* _Information given_:
---+---
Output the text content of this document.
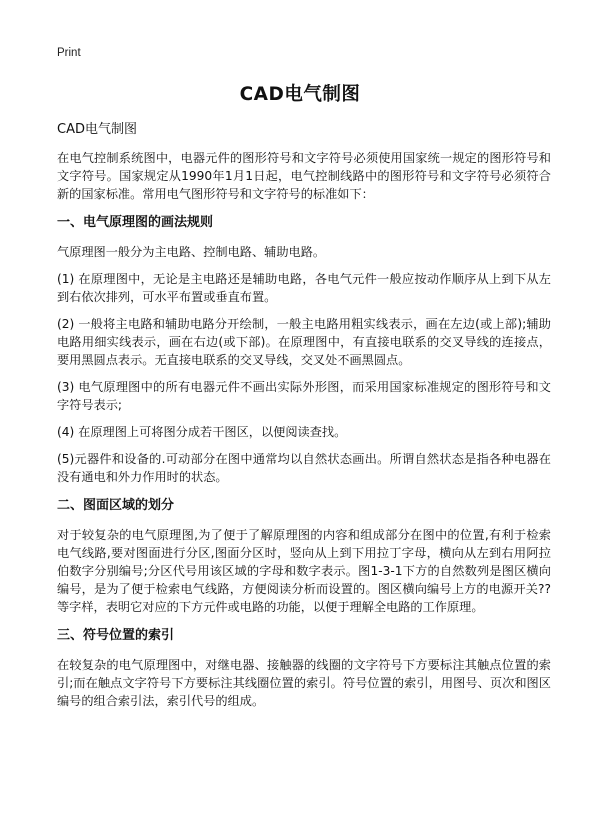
Print
CAD电气制图

CAD电气制图

在电气控制系统图中，电器元件的图形符号和文字符号必须使用国家统一规定的图形符号和文字符号。国家规定从1990年1月1日起，电气控制线路中的图形符号和文字符号必须符合新的国家标准。常用电气图形符号和文字符号的标准如下：

一、电气原理图的画法规则

气原理图一般分为主电路、控制电路、辅助电路。

(1) 在原理图中，无论是主电路还是辅助电路，各电气元件一般应按动作顺序从上到下从左到右依次排列，可水平布置或垂直布置。

(2) 一般将主电路和辅助电路分开绘制，一般主电路用粗实线表示，画在左边(或上部);辅助电路用细实线表示，画在右边(或下部)。在原理图中，有直接电联系的交叉导线的连接点，要用黑圆点表示。无直接电联系的交叉导线，交叉处不画黑圆点。

(3) 电气原理图中的所有电器元件不画出实际外形图，而采用国家标准规定的图形符号和文字符号表示;

(4) 在原理图上可将图分成若干图区，以便阅读查找。

(5)元器件和设备的.可动部分在图中通常均以自然状态画出。所谓自然状态是指各种电器在没有通电和外力作用时的状态。

二、图面区域的划分

对于较复杂的电气原理图,为了便于了解原理图的内容和组成部分在图中的位置,有利于检索电气线路,要对图面进行分区,图面分区时，竖向从上到下用拉丁字母，横向从左到右用阿拉伯数字分别编号;分区代号用该区域的字母和数字表示。图1-3-1下方的自然数列是图区横向编号，是为了便于检索电气线路，方便阅读分析而设置的。图区横向编号上方的电源开关??等字样，表明它对应的下方元件或电路的功能，以便于理解全电路的工作原理。

三、符号位置的索引

在较复杂的电气原理图中，对继电器、接触器的线圈的文字符号下方要标注其触点位置的索引;而在触点文字符号下方要标注其线圈位置的索引。符号位置的索引，用图号、页次和图区编号的组合索引法，索引代号的组成。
---+---
* _Required task_: Write out every line above exactly as it is, leaving out the pictures.

* _Task output_:
Output the text content of this document.
Print
CAD电气制图

CAD电气制图

在电气控制系统图中，电器元件的图形符号和文字符号必须使用国家统一规定的图形符号和文字符号。国家规定从1990年1月1日起，电气控制线路中的图形符号和文字符号必须符合新的国家标准。常用电气图形符号和文字符号的标准如下：

一、电气原理图的画法规则

气原理图一般分为主电路、控制电路、辅助电路。

(1) 在原理图中，无论是主电路还是辅助电路，各电气元件一般应按动作顺序从上到下从左到右依次排列，可水平布置或垂直布置。

(2) 一般将主电路和辅助电路分开绘制，一般主电路用粗实线表示，画在左边(或上部);辅助电路用细实线表示，画在右边(或下部)。在原理图中，有直接电联系的交叉导线的连接点，要用黑圆点表示。无直接电联系的交叉导线，交叉处不画黑圆点。

(3) 电气原理图中的所有电器元件不画出实际外形图，而采用国家标准规定的图形符号和文字符号表示;

(4) 在原理图上可将图分成若干图区，以便阅读查找。

(5)元器件和设备的.可动部分在图中通常均以自然状态画出。所谓自然状态是指各种电器在没有通电和外力作用时的状态。

二、图面区域的划分

对于较复杂的电气原理图,为了便于了解原理图的内容和组成部分在图中的位置,有利于检索电气线路,要对图面进行分区,图面分区时，竖向从上到下用拉丁字母，横向从左到右用阿拉伯数字分别编号;分区代号用该区域的字母和数字表示。图1-3-1下方的自然数列是图区横向编号，是为了便于检索电气线路，方便阅读分析而设置的。图区横向编号上方的电源开关??等字样，表明它对应的下方元件或电路的功能，以便于理解全电路的工作原理。

三、符号位置的索引

在较复杂的电气原理图中，对继电器、接触器的线圈的文字符号下方要标注其触点位置的索引;而在触点文字符号下方要标注其线圈位置的索引。符号位置的索引，用图号、页次和图区编号的组合索引法，索引代号的组成。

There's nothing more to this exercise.